Given exercise.
Filter the lines below, copying only those with the string "Energized".

Input data.
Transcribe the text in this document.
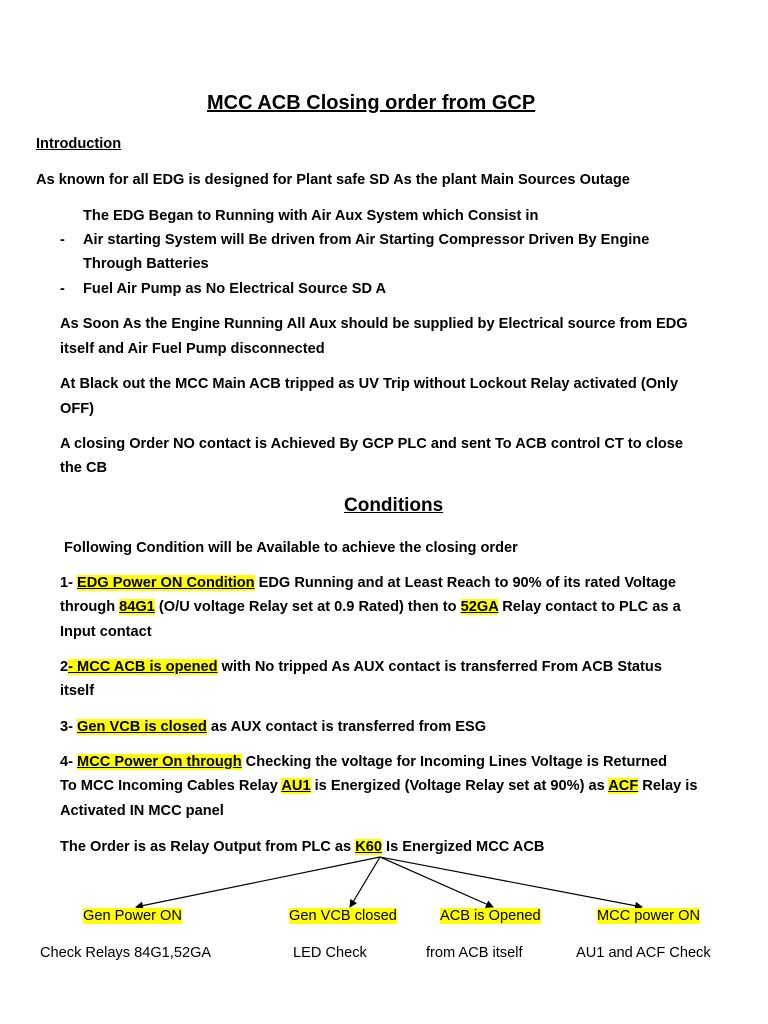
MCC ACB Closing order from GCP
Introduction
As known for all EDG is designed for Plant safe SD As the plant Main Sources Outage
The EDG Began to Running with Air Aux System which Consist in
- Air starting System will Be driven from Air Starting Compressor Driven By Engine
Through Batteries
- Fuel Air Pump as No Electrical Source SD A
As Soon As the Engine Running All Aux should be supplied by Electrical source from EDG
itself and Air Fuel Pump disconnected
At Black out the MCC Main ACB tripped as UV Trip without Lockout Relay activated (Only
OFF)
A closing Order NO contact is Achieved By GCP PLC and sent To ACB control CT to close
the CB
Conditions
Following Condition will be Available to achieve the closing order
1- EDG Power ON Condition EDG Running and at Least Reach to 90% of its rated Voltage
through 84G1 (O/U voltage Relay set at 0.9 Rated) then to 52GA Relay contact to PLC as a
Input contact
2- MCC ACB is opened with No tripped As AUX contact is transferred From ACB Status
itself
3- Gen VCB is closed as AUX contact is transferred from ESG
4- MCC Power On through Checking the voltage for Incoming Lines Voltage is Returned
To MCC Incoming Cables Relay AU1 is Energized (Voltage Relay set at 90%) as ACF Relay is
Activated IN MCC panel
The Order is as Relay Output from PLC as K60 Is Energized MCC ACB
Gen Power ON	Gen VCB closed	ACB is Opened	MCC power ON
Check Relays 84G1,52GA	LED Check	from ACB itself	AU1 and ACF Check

...

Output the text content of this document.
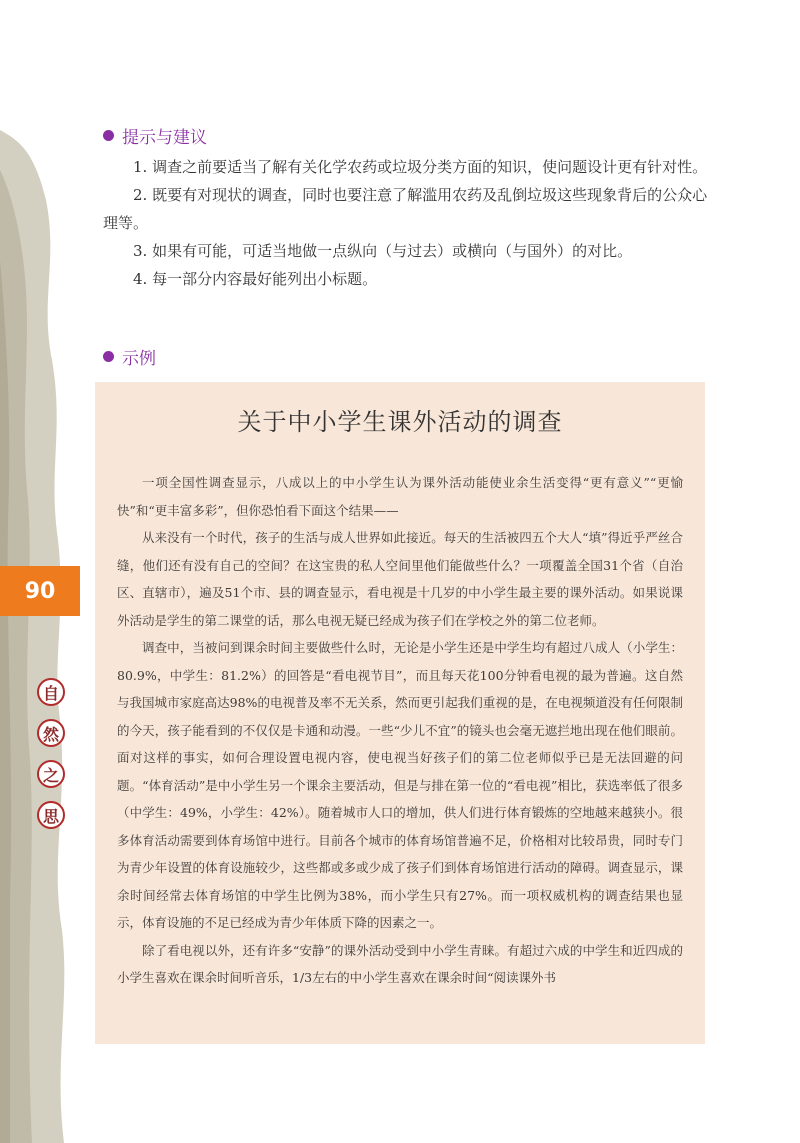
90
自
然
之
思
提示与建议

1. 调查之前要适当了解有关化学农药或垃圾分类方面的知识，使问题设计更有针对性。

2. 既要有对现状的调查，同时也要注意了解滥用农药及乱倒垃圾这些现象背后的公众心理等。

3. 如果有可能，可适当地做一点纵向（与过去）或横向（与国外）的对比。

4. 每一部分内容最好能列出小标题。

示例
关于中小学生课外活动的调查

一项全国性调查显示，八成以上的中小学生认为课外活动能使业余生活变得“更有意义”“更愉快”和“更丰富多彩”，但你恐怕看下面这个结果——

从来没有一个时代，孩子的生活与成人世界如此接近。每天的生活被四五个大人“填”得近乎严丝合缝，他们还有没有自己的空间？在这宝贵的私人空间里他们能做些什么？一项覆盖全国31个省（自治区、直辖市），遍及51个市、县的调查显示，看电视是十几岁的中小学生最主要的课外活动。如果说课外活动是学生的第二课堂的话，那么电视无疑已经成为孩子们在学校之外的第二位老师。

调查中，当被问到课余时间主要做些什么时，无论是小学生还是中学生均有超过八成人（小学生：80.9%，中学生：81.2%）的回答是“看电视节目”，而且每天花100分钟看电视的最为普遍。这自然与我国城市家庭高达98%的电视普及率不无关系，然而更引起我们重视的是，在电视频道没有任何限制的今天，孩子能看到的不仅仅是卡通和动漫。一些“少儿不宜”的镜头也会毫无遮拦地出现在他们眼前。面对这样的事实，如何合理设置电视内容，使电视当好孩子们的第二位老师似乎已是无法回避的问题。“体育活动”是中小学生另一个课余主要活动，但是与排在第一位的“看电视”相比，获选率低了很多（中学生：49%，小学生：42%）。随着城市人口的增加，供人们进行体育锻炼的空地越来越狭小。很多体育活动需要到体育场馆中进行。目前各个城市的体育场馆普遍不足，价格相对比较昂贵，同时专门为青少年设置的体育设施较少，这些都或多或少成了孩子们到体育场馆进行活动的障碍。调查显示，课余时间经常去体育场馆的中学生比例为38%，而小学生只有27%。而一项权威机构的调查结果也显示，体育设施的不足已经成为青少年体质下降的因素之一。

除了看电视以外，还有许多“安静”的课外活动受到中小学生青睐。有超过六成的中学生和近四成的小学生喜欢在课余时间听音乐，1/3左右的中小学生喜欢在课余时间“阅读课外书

* * *

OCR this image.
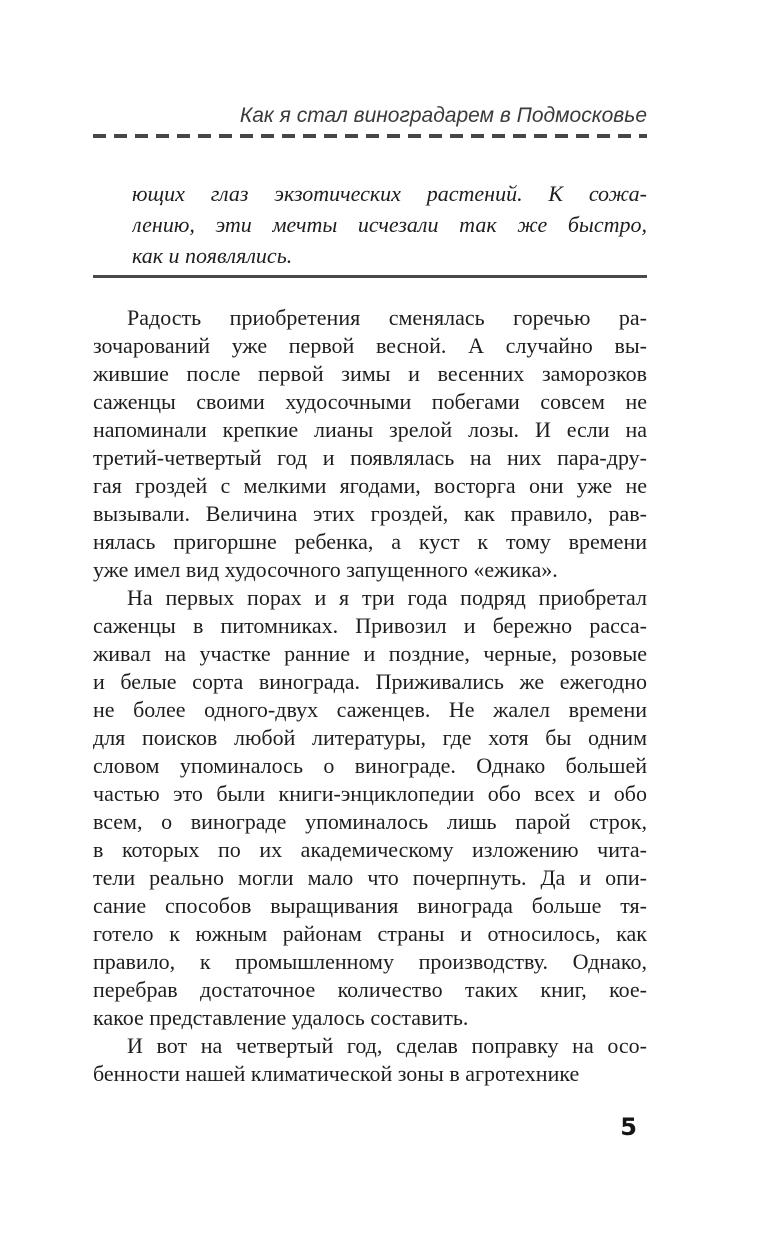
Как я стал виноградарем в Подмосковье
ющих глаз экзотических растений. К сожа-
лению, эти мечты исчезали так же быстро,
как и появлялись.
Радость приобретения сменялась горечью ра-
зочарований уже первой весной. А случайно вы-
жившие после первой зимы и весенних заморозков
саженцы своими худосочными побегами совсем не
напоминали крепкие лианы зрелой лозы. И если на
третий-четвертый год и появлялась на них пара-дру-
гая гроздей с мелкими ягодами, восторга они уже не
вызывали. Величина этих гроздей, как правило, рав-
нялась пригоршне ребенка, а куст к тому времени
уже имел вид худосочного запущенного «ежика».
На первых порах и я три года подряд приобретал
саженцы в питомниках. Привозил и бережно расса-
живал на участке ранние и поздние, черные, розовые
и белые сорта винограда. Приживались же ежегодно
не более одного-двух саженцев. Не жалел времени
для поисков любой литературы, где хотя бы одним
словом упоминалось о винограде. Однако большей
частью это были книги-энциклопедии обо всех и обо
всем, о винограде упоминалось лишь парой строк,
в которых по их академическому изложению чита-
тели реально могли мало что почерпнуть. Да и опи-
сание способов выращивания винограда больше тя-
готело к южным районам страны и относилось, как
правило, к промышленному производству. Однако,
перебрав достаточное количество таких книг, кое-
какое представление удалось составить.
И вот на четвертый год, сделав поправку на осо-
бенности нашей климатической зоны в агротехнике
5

Task answer.
To MCC Incoming Cables Relay AU1 is Energized (Voltage Relay set at 90%) as ACF Relay is
The Order is as Relay Output from PLC as K60 Is Energized MCC ACB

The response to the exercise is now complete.